__Aim A__
Output the passage of the blog post about making "We Are the East" from "The second new" to "the first verse.)", copied word for word.
__Aim B__
Answer these questions using the blog post about making "We Are the East":
(i) Who served as mastering engineer for Hidden Gold?
(ii) At what event was "We Are the East" set to debut?
(iii) What instrument did Neil Fein improvise on in the first recording session?
__Aim C__
How would the blog post about making "We Are the East" go on? Write its next part, starting right after its final sentence.

--- BEGIN Text extract ---

Categories
album recording

The Making of “We Are the East”

So…I went rather quiet for the past month. (Had to find a new day job, couldn’t be helped. Happily, it didn’t take long, but it required some focus.) Now it’s time to get ready for Pennsic, and as Jessa and I race to do that, I wanted to take a moment and reflect on Sing for the East in a little more depth.

My Laurel, Mistress Zsof, has invited me to do more in-depth blogs about what I am learning as I continue to explore bardic. I realize that the sorts of entries she is talking about are usually more A&S focused (meaning, on period and period-inspired works, like “I asked of thee a boon”). At the moment, though, my most recent project was an album, and my entry on that collection was an original kingdom anthem. I learned a great deal putting the track for “We Are the East” together, and applied a number of lessons I learned about music recording and production from my solo album Hidden Gold.

Knowing my role as co-producer on Sing for the East would be primarily organizational and big-picture (assembling the creative team, coordinating, setting and managing milestones, promotion), I had the freedom to put my creative focus into recording and producing one song for a full year. That was, as I’d hoped, plenty of time to do something really ambitious with it, and get the music production to a standard beyond what I’d been able to achieve with my first effort. It would also give me enough time to get some different sounds into the track by working with new artists (or availing myself of different talents from artists I’d worked with before).

The first new artist I realized I wanted for the recording of “We Are the East” came out of nowhere, the day I was set to debut the piece at K&Q Bardic Champions. Duchess (then Queen) Caoilfhionn opened the day with a surprise, by singing her own original song, “You Carry My Heart into War (from a queen to her army)”. I was just floored–like far too many people, I had no idea she sang. But her voice was warm, clear, and vibrantly beautiful. She sang with feeling, with presence, and more polish than I think even she realized. I was captivated. (The song itself was a wonderful piece of writing, and I’m hoping at some future date to produce it for her.) By the end of the day, when “We Are the East” had won the favor of my Queen, my King, and the assembled populace, I knew the piece needed to be recorded as a duet, and I was going to have to ask her to sing it with me. Certainly, I wanted to shine a light on her too-seldom-heard talent…but strictly from my own perspective, her voice would be an incredible boon to the song.

The second new artist was Neil Fein. Neil is a friend from high school, who served as mastering engineer for Hidden Gold. He learned one of my songs on guitar, and performed it with me at a friend’s open mic, and I was intrigued by his playing style. He is good at playing loosely but lyrically, and as I planned out what I wanted the recording to sound like, I found myself thinking of the instrumental version of “Storybook Love” from the film of The Princess Bride (below is a very good cover of the song):

img_2213I did my first recording session with Neil, and asked him to improvise on classical guitar, hoping to capture this sort of ripples-in-a-stream sweetness to run through the track. He nailed it, which helped set the tone for the song. This became our lodestone for the rest of the tracks. (I also used a light acoustic line he recorded for the first half of the first verse.)

--- END Text extract ---
--- BEGIN Material supplied ---

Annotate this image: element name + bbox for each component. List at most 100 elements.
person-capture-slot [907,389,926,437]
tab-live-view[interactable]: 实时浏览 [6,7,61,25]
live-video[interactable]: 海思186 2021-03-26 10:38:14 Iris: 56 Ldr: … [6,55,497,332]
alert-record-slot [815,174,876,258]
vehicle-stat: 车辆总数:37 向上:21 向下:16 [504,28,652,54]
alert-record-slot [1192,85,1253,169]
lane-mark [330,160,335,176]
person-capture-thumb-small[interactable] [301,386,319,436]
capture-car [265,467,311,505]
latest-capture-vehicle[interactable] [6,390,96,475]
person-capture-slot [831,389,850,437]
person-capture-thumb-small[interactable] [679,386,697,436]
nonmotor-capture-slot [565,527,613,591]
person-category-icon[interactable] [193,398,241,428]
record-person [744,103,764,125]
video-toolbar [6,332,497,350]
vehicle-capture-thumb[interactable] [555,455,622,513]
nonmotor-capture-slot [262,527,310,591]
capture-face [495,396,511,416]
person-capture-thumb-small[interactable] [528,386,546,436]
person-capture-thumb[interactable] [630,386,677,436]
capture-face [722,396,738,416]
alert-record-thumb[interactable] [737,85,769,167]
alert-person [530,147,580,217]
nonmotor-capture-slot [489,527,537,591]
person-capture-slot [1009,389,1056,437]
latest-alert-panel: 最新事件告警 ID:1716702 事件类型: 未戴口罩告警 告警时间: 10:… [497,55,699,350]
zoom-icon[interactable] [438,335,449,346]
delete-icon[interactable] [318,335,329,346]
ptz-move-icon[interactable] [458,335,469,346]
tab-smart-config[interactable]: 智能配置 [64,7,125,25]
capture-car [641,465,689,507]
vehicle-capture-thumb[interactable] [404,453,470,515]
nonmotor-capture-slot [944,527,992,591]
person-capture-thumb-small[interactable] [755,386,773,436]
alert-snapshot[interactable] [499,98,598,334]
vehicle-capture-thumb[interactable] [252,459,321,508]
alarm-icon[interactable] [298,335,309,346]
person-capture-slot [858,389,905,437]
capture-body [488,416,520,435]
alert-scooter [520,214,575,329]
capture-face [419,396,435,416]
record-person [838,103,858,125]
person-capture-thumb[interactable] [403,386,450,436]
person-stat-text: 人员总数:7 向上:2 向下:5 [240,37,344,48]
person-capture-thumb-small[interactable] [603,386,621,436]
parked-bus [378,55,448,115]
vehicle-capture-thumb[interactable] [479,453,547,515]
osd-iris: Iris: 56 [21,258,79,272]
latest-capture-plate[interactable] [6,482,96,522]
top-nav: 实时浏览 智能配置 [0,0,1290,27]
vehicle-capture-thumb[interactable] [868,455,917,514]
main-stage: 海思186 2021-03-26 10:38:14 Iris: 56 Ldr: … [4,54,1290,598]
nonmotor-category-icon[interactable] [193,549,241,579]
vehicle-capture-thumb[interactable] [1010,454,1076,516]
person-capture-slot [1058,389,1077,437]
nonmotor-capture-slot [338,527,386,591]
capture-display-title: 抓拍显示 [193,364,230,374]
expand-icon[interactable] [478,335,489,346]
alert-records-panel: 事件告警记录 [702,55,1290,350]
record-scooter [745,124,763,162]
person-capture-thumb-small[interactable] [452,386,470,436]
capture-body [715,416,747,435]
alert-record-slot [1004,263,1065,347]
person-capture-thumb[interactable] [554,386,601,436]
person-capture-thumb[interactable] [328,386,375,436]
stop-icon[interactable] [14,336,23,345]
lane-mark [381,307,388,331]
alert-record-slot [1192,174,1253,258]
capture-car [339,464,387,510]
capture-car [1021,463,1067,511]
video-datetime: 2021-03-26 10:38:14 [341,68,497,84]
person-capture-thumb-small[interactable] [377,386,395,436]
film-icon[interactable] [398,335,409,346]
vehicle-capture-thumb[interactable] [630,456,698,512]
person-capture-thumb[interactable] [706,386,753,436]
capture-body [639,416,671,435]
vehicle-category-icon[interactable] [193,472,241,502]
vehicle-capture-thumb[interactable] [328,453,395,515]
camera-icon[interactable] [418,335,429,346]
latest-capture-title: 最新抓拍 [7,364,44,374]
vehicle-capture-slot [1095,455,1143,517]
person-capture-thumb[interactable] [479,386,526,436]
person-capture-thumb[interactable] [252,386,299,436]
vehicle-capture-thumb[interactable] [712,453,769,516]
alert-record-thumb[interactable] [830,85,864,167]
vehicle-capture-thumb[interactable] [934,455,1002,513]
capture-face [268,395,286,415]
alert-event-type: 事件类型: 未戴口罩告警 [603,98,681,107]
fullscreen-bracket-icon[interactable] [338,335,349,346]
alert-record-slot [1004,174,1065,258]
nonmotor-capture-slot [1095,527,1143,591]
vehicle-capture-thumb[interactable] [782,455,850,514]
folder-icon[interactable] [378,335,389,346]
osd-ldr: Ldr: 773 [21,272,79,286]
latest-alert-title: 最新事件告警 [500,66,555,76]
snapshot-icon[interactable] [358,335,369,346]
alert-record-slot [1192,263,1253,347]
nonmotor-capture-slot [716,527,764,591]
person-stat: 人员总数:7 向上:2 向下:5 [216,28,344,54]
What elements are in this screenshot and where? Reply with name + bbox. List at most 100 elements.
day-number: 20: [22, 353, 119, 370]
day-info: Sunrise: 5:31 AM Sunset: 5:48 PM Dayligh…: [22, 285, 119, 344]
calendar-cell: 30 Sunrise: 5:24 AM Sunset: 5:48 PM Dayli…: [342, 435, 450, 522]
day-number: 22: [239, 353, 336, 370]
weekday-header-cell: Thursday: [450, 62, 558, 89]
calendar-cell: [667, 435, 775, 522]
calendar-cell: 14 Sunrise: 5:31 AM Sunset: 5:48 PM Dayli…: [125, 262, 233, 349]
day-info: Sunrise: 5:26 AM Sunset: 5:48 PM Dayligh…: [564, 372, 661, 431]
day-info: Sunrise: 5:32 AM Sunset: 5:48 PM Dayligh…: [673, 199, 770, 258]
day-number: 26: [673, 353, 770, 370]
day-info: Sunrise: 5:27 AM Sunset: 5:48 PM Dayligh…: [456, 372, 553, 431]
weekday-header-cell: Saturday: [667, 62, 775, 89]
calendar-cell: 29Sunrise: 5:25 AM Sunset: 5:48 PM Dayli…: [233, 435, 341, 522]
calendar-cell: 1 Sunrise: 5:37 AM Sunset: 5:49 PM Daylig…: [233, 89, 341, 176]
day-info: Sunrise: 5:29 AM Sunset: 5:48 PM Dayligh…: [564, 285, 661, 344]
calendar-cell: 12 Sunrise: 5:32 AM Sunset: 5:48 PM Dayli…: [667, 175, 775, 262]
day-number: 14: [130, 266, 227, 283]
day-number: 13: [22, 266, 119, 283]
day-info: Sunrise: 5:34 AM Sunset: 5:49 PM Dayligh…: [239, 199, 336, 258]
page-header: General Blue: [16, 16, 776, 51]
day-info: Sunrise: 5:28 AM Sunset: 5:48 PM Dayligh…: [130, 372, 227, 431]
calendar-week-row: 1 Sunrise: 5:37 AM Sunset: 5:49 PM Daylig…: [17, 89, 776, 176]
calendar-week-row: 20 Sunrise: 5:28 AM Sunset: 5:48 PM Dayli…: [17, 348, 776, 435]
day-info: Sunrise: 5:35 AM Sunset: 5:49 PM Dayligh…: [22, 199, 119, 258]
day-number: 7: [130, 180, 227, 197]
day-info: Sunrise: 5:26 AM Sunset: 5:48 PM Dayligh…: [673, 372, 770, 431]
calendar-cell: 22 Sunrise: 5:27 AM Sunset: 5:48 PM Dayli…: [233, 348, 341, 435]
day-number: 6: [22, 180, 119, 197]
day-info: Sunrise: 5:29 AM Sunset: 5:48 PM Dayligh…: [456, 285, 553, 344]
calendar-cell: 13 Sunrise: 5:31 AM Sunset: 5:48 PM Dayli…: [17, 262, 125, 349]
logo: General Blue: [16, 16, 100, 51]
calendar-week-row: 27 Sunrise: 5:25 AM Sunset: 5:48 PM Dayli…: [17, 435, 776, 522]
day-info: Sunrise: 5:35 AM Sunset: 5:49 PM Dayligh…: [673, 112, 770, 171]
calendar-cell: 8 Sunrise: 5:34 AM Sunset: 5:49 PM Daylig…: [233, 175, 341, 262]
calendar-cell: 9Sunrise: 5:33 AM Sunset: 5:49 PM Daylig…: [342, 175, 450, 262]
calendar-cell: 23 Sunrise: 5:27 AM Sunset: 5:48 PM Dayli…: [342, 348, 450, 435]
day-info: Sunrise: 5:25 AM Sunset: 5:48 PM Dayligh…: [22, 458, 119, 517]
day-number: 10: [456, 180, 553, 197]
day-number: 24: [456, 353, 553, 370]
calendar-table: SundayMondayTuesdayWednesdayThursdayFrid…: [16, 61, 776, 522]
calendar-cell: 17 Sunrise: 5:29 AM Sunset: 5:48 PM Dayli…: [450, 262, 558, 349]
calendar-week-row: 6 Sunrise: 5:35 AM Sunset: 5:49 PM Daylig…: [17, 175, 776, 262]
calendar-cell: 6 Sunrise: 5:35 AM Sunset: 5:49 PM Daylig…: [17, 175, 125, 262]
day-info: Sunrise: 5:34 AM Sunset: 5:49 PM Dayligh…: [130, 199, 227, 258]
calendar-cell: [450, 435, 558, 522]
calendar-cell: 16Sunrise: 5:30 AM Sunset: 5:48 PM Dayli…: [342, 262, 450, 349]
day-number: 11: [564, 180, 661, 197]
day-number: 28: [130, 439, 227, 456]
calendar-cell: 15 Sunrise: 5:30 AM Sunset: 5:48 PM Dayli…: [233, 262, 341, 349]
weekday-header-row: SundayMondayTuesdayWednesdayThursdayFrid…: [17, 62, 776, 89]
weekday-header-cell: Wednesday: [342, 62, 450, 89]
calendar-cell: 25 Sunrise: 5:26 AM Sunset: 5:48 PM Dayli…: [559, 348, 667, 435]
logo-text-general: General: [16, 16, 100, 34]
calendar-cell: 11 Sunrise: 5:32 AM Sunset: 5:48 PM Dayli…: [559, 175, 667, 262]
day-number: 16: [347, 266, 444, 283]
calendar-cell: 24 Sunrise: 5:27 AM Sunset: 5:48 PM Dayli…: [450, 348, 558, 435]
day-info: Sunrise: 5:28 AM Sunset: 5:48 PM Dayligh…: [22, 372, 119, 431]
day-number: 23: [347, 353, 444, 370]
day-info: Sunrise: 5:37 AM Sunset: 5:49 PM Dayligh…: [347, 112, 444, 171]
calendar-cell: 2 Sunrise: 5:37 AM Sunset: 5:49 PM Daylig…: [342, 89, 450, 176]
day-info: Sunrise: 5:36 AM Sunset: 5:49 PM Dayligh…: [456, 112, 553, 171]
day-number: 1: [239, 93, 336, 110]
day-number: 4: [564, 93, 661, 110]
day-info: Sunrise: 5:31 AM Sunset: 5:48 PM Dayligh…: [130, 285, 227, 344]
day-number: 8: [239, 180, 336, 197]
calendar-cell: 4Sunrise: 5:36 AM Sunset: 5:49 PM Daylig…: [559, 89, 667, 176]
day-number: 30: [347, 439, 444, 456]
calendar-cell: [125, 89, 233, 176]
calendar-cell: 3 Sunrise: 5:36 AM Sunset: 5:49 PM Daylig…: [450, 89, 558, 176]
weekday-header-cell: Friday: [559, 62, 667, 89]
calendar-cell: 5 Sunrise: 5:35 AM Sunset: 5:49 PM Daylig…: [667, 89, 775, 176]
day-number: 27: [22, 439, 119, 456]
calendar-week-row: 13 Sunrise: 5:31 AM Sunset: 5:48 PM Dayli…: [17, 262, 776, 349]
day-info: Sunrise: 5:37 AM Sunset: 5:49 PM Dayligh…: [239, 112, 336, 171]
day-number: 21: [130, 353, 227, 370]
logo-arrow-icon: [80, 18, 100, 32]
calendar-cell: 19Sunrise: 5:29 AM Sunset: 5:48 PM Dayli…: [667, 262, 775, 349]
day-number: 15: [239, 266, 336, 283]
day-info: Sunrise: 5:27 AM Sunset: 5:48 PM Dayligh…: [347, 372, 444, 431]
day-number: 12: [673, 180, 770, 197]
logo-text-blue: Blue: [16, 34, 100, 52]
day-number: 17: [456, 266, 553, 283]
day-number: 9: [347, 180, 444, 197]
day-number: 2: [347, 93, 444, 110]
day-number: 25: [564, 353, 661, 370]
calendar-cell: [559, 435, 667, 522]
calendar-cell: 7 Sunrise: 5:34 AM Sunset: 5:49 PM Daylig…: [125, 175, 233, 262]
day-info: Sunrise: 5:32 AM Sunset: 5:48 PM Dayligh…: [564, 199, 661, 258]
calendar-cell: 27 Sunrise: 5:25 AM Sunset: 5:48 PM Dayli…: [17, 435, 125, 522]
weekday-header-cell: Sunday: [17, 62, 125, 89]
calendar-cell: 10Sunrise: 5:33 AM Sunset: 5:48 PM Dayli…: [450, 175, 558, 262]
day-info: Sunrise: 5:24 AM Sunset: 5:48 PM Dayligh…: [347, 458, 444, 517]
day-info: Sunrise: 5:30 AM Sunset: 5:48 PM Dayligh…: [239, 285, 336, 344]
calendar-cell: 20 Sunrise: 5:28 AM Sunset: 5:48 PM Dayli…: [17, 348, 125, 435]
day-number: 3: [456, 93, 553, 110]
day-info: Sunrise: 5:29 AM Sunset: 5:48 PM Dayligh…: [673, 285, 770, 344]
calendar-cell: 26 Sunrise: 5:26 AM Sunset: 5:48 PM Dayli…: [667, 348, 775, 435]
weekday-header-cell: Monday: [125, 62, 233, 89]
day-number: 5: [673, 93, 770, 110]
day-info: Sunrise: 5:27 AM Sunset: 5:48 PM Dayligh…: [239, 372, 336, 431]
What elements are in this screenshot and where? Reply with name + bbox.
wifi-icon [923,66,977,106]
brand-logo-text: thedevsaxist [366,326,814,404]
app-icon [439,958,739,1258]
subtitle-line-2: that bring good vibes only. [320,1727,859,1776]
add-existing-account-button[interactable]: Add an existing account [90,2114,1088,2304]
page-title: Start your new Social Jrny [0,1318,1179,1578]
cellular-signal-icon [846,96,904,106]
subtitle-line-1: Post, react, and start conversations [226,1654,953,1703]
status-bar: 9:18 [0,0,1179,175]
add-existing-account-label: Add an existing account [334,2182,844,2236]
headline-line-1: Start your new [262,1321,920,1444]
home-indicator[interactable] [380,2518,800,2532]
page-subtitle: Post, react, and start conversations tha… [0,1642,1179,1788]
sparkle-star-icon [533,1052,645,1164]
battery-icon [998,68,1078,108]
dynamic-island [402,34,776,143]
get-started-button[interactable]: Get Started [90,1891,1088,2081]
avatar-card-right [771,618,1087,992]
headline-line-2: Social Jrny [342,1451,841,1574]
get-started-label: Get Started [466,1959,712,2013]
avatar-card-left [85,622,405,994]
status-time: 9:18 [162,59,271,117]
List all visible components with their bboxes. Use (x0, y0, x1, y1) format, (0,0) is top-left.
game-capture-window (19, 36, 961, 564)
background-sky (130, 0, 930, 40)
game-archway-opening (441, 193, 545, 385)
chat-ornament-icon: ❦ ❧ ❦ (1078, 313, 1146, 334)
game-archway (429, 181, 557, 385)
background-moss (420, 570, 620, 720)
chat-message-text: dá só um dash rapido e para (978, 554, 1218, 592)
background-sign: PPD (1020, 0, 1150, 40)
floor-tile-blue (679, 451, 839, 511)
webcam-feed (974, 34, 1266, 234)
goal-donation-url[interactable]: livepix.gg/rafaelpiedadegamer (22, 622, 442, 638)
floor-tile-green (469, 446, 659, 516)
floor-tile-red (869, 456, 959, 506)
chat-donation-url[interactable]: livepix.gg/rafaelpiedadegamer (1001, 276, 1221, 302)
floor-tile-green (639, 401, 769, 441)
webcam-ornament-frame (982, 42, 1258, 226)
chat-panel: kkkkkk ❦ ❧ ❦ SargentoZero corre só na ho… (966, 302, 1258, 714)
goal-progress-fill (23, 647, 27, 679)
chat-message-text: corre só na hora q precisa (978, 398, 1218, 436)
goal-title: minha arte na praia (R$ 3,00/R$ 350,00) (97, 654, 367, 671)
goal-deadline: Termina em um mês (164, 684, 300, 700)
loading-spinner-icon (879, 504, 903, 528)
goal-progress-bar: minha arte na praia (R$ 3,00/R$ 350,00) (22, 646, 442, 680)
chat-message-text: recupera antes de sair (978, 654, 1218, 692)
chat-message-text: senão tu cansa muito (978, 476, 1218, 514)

--- END Material supplied ---

__Expected output A__
The second new artist was Neil Fein. Neil is a friend from high school, who served as mastering engineer for Hidden Gold. He learned one of my songs on guitar, and performed it with me at a friend’s open mic, and I was intrigued by his playing style. He is good at playing loosely but lyrically, and as I planned out what I wanted the recording to sound like, I found myself thinking of the instrumental version of “Storybook Love” from the film of The Princess Bride (below is a very good cover of the song):

img_2213I did my first recording session with Neil, and asked him to improvise on classical guitar, hoping to capture this sort of ripples-in-a-stream sweetness to run through the track. He nailed it, which helped set the tone for the song. This became our lodestone for the rest of the tracks. (I also used a light acoustic line he recorded for the first half of the first verse.)

__Expected output B__
(i) Neil Fein
(ii) K&Q Bardic Champions
(iii) Classical guitar

__Expected output C__
Ultimately, I realized I was going to want a full-length instrumental introduction, which I hadn’t really done before (I’m always nervous that a long intro risks losing the listener’s interest, and my songs often run long by modern pop standards). I would need precision on the melody for the intro, as well as the reprise that would close out the song.

Sing for the East - Kunakiv2-04

I also found myself contemplating the cover I had commissioned from Katrusha Skomorokh, in which I wanted to be portrayed playing my lute. Yes, I had started playing lute pieces at events (starting with K&Q), but I had never had the guts to play an instrument on one of my own recordings. If I was going to appear on the cover playing an instrument, shouldn’t I actually play one on the album? I mean, I had a year to work out the melody, and I knew how to record takes and composite them together into a clean track. So my third “new artist” became me, on classical guitar, for the opening and closing of the song. (Full disclosure, though: the last note that twists in the intro is Neil. I don’t have that level of technique.)

To my delight, Caoilfhionn was excited to accept my invitation to sing the song with me. I worked out a full contralto harmony part for her, with the assistance of my good friend Isolde de Lengadoc, who recorded scratch vocals for Caoilfhionn to listen to. (Isolde performed the same service later for “I asked of thee a boon”; she’s an invaluable partner that way. I also have to give her credit for introducing the tiny counterpoint during the final reprise of the chorus–“We are all / we’re family, for we are the East”. Totally her idea, and it works really nicely.) Caoilfhionn learned the part well enough to perform it with me at my concert last Pennsic, but she was eager to do a definitive recording and lay down the part note-for-note.

img_2394Recording Caoilfhionn’s vocals (and my own) challenged me to apply lessons I had learned from Hidden Gold. A rookie mistake I made frequently during those recording sessions was over-miking, thinking that the bigger the waveform I had to work with, the more detailed and higher-quality the sound would be. I’m not talking about “clipping”, where the vocals are so loud that they get scratchy and unusable because the recording doesn’t have capacity to capture them. That’s pretty easy to avoid with proper level-setting. But I had had a tendency to mike my vocals (and sometimes my instruments) too close up, which resulted in sounds that were sometimes too rich, too bright, or a little distorted. For vocals, it also meant a lot of hissing sibilants that I find unpleasant to listen to. These problems can be covered over a bit in post-production, but you will always get better results starting from the best quality in your base recording. Working with Caoilfhionn, I was mindful to set the microphone at the right distance, and we worked over a couple of sessions on how to find the right balance of precision and emotional expression. By the end, I was confident that her vocals in particular were going to sound fantastic, and that our voices blended really well as a duet.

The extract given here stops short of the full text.